**YOUR TASK:** Which lines hold the string "subtitle"? Copy every one of them.

(Data extracted from a collection)
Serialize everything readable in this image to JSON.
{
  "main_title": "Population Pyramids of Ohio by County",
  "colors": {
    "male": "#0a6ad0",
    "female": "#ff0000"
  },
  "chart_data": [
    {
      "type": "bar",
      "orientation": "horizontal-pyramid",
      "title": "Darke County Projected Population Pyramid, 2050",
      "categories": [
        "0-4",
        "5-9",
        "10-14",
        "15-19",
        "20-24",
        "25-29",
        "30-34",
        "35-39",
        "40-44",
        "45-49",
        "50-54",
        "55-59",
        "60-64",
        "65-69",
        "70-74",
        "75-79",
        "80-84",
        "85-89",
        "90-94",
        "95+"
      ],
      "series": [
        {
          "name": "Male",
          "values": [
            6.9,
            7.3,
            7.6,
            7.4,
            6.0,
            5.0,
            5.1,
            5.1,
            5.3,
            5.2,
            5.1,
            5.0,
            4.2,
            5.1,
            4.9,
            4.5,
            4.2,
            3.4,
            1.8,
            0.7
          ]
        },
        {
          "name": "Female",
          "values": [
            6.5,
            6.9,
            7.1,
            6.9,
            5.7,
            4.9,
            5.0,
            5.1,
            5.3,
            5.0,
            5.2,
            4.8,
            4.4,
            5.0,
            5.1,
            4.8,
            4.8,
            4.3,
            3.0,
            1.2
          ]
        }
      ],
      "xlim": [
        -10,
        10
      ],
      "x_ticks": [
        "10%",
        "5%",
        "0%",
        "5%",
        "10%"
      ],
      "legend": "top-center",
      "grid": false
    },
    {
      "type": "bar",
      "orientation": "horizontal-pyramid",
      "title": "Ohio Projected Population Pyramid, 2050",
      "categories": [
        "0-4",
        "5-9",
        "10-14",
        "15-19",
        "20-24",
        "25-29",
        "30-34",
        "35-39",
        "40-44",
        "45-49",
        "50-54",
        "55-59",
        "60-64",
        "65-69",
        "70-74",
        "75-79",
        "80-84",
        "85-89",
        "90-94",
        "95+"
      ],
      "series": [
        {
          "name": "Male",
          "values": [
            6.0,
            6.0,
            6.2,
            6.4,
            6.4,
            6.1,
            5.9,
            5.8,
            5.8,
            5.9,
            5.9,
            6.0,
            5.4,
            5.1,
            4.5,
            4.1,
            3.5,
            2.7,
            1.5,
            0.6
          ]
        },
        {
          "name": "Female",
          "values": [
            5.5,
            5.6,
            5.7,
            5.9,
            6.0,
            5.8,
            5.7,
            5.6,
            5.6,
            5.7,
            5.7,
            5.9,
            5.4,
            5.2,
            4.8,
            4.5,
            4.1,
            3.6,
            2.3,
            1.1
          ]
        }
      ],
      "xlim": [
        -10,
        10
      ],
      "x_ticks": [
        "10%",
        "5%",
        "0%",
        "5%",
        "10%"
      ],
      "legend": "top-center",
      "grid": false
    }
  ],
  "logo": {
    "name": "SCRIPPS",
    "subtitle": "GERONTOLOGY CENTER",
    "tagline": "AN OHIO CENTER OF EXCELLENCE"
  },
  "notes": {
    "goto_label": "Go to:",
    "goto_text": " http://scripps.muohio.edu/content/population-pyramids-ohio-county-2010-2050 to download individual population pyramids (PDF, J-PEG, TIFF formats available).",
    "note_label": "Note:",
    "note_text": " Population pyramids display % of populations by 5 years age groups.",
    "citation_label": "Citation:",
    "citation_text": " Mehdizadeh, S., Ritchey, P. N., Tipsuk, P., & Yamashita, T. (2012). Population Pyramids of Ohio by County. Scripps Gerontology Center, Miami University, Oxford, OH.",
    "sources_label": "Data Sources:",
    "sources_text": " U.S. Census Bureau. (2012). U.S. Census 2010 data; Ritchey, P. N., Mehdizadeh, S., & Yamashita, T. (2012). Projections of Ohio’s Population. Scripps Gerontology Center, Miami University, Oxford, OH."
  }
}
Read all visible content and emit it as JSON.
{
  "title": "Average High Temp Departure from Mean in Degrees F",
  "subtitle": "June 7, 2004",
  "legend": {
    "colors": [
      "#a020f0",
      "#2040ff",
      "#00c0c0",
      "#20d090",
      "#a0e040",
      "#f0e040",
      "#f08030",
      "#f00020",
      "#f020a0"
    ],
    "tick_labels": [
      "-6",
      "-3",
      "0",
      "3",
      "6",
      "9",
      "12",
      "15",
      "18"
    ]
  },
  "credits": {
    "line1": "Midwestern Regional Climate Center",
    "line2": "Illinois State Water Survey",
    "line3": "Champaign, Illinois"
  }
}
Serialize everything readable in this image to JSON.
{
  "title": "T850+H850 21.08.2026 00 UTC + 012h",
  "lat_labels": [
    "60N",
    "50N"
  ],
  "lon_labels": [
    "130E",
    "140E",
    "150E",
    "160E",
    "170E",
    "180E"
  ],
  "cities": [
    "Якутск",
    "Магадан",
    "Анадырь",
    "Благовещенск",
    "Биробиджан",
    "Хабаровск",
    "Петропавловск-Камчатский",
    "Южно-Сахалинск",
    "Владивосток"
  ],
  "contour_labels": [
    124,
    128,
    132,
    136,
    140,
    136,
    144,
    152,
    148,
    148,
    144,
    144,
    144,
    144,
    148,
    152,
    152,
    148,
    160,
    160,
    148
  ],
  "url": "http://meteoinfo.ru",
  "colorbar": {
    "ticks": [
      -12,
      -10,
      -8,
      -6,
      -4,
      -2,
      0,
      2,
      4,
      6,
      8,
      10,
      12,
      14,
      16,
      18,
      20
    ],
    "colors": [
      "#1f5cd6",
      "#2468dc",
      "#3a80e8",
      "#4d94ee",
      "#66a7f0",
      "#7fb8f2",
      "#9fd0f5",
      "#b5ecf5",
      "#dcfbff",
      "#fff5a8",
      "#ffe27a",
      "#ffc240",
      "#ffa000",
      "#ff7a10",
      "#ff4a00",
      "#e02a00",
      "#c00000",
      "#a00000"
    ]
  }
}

**THE ANSWER:**
    "subtitle": "GERONTOLOGY CENTER",
  "subtitle": "June 7, 2004",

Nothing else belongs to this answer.